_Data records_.
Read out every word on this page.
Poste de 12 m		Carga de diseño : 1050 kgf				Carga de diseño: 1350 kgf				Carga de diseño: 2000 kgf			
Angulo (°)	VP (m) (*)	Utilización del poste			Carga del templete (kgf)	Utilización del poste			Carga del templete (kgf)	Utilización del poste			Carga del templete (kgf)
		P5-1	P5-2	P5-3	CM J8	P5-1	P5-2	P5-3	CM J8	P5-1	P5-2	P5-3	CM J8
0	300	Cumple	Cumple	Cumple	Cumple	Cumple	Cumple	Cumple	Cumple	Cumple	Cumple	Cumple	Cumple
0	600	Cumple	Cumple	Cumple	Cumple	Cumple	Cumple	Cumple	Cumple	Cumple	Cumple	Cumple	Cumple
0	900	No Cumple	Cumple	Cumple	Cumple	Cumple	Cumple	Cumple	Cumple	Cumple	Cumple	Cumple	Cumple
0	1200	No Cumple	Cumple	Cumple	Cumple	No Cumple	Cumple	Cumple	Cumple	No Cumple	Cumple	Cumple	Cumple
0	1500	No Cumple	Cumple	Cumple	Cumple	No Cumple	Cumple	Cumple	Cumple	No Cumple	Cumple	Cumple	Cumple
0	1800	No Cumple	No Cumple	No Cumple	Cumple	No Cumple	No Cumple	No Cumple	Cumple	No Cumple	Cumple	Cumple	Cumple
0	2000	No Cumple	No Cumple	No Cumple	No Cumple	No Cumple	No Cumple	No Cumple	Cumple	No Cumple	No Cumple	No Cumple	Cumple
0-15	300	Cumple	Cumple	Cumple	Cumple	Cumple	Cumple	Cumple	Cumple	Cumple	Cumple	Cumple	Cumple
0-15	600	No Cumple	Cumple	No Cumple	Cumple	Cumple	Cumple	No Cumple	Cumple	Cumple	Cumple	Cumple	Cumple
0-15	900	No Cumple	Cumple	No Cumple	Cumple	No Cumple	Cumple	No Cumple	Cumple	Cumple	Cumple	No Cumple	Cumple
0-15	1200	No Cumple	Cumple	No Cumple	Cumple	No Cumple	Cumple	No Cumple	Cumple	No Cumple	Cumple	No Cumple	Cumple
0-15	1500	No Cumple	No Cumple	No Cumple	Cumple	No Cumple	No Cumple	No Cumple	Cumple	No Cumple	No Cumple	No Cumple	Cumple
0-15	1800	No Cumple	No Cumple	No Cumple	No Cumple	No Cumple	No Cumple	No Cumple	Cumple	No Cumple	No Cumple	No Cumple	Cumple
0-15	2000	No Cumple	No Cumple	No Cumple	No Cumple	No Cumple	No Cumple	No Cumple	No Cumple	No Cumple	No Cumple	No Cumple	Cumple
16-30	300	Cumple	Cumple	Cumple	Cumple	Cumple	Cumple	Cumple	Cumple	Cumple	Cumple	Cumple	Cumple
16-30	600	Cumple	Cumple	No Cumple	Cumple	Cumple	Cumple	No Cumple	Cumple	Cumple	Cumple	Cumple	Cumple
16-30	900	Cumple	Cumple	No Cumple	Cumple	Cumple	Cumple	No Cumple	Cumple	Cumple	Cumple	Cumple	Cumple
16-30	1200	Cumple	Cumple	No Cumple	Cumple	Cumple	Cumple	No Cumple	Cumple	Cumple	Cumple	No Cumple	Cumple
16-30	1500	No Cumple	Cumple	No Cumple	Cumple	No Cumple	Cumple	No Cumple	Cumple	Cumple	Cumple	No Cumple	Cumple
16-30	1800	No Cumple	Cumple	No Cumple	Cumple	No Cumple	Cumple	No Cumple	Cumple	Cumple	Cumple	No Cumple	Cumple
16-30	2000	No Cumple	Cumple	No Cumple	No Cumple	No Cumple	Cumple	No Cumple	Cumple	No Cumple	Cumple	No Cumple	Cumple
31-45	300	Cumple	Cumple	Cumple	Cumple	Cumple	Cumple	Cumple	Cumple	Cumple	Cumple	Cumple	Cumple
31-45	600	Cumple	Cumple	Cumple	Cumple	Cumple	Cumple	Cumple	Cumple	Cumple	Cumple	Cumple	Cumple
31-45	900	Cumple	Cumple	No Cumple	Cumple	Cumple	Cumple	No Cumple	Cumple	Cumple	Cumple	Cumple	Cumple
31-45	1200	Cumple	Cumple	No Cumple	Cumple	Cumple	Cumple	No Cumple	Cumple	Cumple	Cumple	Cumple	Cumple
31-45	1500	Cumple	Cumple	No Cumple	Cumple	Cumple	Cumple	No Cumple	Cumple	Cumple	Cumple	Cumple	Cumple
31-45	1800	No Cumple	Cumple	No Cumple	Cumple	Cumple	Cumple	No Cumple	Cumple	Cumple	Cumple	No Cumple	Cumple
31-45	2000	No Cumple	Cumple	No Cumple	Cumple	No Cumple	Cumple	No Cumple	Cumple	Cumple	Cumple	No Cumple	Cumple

_DIRECTIVE_. Exactly reproduce every line of the records.

_CORRECT RESPONSE_.
Read out every word on this page.
Poste de 12 m		Carga de diseño : 1050 kgf				Carga de diseño: 1350 kgf				Carga de diseño: 2000 kgf			
Angulo (°)	VP (m) (*)	Utilización del poste			Carga del templete (kgf)	Utilización del poste			Carga del templete (kgf)	Utilización del poste			Carga del templete (kgf)
		P5-1	P5-2	P5-3	CM J8	P5-1	P5-2	P5-3	CM J8	P5-1	P5-2	P5-3	CM J8
0	300	Cumple	Cumple	Cumple	Cumple	Cumple	Cumple	Cumple	Cumple	Cumple	Cumple	Cumple	Cumple
0	600	Cumple	Cumple	Cumple	Cumple	Cumple	Cumple	Cumple	Cumple	Cumple	Cumple	Cumple	Cumple
0	900	No Cumple	Cumple	Cumple	Cumple	Cumple	Cumple	Cumple	Cumple	Cumple	Cumple	Cumple	Cumple
0	1200	No Cumple	Cumple	Cumple	Cumple	No Cumple	Cumple	Cumple	Cumple	No Cumple	Cumple	Cumple	Cumple
0	1500	No Cumple	Cumple	Cumple	Cumple	No Cumple	Cumple	Cumple	Cumple	No Cumple	Cumple	Cumple	Cumple
0	1800	No Cumple	No Cumple	No Cumple	Cumple	No Cumple	No Cumple	No Cumple	Cumple	No Cumple	Cumple	Cumple	Cumple
0	2000	No Cumple	No Cumple	No Cumple	No Cumple	No Cumple	No Cumple	No Cumple	Cumple	No Cumple	No Cumple	No Cumple	Cumple
0-15	300	Cumple	Cumple	Cumple	Cumple	Cumple	Cumple	Cumple	Cumple	Cumple	Cumple	Cumple	Cumple
0-15	600	No Cumple	Cumple	No Cumple	Cumple	Cumple	Cumple	No Cumple	Cumple	Cumple	Cumple	Cumple	Cumple
0-15	900	No Cumple	Cumple	No Cumple	Cumple	No Cumple	Cumple	No Cumple	Cumple	Cumple	Cumple	No Cumple	Cumple
0-15	1200	No Cumple	Cumple	No Cumple	Cumple	No Cumple	Cumple	No Cumple	Cumple	No Cumple	Cumple	No Cumple	Cumple
0-15	1500	No Cumple	No Cumple	No Cumple	Cumple	No Cumple	No Cumple	No Cumple	Cumple	No Cumple	No Cumple	No Cumple	Cumple
0-15	1800	No Cumple	No Cumple	No Cumple	No Cumple	No Cumple	No Cumple	No Cumple	Cumple	No Cumple	No Cumple	No Cumple	Cumple
0-15	2000	No Cumple	No Cumple	No Cumple	No Cumple	No Cumple	No Cumple	No Cumple	No Cumple	No Cumple	No Cumple	No Cumple	Cumple
16-30	300	Cumple	Cumple	Cumple	Cumple	Cumple	Cumple	Cumple	Cumple	Cumple	Cumple	Cumple	Cumple
16-30	600	Cumple	Cumple	No Cumple	Cumple	Cumple	Cumple	No Cumple	Cumple	Cumple	Cumple	Cumple	Cumple
16-30	900	Cumple	Cumple	No Cumple	Cumple	Cumple	Cumple	No Cumple	Cumple	Cumple	Cumple	Cumple	Cumple
16-30	1200	Cumple	Cumple	No Cumple	Cumple	Cumple	Cumple	No Cumple	Cumple	Cumple	Cumple	No Cumple	Cumple
16-30	1500	No Cumple	Cumple	No Cumple	Cumple	No Cumple	Cumple	No Cumple	Cumple	Cumple	Cumple	No Cumple	Cumple
16-30	1800	No Cumple	Cumple	No Cumple	Cumple	No Cumple	Cumple	No Cumple	Cumple	Cumple	Cumple	No Cumple	Cumple
16-30	2000	No Cumple	Cumple	No Cumple	No Cumple	No Cumple	Cumple	No Cumple	Cumple	No Cumple	Cumple	No Cumple	Cumple
31-45	300	Cumple	Cumple	Cumple	Cumple	Cumple	Cumple	Cumple	Cumple	Cumple	Cumple	Cumple	Cumple
31-45	600	Cumple	Cumple	Cumple	Cumple	Cumple	Cumple	Cumple	Cumple	Cumple	Cumple	Cumple	Cumple
31-45	900	Cumple	Cumple	No Cumple	Cumple	Cumple	Cumple	No Cumple	Cumple	Cumple	Cumple	Cumple	Cumple
31-45	1200	Cumple	Cumple	No Cumple	Cumple	Cumple	Cumple	No Cumple	Cumple	Cumple	Cumple	Cumple	Cumple
31-45	1500	Cumple	Cumple	No Cumple	Cumple	Cumple	Cumple	No Cumple	Cumple	Cumple	Cumple	Cumple	Cumple
31-45	1800	No Cumple	Cumple	No Cumple	Cumple	Cumple	Cumple	No Cumple	Cumple	Cumple	Cumple	No Cumple	Cumple
31-45	2000	No Cumple	Cumple	No Cumple	Cumple	No Cumple	Cumple	No Cumple	Cumple	Cumple	Cumple	No Cumple	Cumple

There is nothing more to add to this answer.